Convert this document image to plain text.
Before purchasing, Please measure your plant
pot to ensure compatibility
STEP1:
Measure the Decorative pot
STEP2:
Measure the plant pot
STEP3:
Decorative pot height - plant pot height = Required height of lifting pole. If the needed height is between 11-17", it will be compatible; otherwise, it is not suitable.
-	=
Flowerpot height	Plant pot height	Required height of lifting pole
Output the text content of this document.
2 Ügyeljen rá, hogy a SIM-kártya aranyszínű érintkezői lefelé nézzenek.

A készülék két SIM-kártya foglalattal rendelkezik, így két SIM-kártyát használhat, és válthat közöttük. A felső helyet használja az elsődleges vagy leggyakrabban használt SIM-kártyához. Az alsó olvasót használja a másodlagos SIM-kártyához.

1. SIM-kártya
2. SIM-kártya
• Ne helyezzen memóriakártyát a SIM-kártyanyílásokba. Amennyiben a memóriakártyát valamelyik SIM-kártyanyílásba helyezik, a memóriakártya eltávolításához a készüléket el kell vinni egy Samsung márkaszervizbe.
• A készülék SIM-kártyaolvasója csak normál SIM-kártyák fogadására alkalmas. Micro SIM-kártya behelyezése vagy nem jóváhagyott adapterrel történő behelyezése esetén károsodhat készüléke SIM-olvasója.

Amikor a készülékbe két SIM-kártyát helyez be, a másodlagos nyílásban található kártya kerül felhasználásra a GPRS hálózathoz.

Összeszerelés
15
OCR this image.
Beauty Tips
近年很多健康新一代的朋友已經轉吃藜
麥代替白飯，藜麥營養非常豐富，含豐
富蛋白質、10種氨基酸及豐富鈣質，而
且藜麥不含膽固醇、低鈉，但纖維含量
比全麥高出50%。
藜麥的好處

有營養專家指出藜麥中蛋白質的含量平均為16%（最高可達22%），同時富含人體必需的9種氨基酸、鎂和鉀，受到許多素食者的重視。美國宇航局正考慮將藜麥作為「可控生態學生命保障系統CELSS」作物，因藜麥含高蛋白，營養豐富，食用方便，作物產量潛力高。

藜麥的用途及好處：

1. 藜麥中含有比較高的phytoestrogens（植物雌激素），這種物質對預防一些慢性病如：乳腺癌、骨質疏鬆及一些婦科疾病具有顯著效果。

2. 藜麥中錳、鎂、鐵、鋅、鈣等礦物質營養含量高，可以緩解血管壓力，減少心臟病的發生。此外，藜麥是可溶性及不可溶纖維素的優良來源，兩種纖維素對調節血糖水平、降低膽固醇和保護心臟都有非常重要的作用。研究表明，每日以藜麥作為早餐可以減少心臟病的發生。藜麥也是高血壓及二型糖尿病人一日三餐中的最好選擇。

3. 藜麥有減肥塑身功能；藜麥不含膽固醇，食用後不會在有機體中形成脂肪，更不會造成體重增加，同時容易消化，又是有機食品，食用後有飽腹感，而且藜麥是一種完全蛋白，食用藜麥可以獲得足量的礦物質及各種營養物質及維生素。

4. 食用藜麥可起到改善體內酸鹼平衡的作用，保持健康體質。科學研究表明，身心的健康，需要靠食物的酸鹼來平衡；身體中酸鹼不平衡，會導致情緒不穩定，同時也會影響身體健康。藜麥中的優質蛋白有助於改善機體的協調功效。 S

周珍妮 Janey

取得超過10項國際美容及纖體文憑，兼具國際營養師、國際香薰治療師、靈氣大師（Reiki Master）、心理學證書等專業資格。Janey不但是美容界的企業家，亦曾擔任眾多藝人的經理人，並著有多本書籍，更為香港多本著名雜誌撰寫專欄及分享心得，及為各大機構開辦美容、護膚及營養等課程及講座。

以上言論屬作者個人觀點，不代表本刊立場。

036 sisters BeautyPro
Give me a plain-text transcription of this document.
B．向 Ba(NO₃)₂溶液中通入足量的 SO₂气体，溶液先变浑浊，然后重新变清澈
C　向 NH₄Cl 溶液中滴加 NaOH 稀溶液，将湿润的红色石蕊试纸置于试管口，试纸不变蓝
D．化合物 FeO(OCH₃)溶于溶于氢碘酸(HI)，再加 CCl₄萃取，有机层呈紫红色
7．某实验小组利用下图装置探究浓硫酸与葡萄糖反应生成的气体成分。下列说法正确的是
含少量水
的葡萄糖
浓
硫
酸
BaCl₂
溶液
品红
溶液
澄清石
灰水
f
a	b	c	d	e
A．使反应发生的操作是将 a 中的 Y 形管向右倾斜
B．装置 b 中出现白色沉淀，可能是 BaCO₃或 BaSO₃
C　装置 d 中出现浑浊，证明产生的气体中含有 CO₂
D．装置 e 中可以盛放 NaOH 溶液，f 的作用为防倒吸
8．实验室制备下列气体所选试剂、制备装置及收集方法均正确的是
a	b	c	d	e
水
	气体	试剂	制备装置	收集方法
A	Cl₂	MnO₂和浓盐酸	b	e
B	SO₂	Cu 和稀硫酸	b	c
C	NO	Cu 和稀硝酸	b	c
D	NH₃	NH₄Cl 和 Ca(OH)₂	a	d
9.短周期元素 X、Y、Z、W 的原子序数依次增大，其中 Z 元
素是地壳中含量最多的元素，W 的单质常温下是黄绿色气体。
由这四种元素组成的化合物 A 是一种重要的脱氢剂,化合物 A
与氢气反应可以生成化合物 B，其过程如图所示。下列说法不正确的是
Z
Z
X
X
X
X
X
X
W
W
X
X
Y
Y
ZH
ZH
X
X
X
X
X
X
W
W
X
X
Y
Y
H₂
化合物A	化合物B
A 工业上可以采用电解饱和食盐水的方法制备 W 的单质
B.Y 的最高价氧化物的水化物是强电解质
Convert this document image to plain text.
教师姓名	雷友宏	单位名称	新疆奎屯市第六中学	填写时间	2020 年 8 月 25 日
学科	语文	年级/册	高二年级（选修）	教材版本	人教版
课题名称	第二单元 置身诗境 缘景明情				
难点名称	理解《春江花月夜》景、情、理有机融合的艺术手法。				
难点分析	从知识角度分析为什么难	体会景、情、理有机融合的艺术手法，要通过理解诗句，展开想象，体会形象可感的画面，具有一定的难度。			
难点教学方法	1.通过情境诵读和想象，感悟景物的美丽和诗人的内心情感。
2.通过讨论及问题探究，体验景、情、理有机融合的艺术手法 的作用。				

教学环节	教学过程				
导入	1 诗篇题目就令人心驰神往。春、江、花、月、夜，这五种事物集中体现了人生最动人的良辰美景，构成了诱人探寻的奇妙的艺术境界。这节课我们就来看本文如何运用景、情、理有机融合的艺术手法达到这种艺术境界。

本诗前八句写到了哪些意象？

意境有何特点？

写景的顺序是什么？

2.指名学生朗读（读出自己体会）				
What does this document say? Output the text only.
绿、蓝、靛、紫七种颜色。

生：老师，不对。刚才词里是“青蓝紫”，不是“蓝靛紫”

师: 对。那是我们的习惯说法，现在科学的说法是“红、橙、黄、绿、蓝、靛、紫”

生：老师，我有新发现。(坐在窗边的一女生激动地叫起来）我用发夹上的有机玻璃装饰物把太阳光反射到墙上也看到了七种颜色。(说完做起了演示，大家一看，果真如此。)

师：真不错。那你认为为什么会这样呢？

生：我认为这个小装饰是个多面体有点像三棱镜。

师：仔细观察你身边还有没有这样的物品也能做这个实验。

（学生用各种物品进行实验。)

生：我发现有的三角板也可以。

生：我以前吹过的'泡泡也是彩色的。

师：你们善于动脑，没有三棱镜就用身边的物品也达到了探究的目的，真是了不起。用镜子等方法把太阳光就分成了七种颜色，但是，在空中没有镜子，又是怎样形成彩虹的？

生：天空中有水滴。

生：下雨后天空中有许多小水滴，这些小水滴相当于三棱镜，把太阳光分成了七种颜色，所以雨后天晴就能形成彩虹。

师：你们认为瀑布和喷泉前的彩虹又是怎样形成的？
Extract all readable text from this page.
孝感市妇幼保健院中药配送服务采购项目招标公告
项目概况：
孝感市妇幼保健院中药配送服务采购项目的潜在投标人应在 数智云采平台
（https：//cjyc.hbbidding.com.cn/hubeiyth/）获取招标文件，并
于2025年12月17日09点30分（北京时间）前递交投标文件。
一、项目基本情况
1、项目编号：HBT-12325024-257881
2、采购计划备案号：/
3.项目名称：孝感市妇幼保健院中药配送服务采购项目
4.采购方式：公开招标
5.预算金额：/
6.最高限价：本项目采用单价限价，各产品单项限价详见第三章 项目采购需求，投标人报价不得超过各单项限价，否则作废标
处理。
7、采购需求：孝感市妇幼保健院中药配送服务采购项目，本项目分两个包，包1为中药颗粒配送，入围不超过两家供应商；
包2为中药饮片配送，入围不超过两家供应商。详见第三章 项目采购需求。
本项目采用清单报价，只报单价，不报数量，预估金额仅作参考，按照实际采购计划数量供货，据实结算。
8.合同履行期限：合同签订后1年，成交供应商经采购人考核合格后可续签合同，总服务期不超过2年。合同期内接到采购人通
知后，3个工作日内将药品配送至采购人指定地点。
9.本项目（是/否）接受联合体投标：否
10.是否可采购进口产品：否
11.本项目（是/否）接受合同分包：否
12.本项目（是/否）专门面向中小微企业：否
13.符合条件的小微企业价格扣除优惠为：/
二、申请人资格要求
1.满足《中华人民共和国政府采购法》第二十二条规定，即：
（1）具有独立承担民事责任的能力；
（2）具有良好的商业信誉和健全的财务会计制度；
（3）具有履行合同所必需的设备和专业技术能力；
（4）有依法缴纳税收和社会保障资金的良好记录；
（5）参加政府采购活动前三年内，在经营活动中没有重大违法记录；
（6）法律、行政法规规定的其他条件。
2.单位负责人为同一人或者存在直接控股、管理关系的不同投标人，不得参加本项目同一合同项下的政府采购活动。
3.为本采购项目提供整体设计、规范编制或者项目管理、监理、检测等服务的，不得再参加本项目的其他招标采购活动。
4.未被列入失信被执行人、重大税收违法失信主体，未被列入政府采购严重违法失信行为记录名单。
--
Extract each line holding the word "NH₄Cl" from the records.

C　向 NH₄Cl 溶液中滴加 NaOH 稀溶液，将湿润的红色石蕊试纸置于试管口，试纸不变蓝
D	NH₃	NH₄Cl 和 Ca(OH)₂	a	d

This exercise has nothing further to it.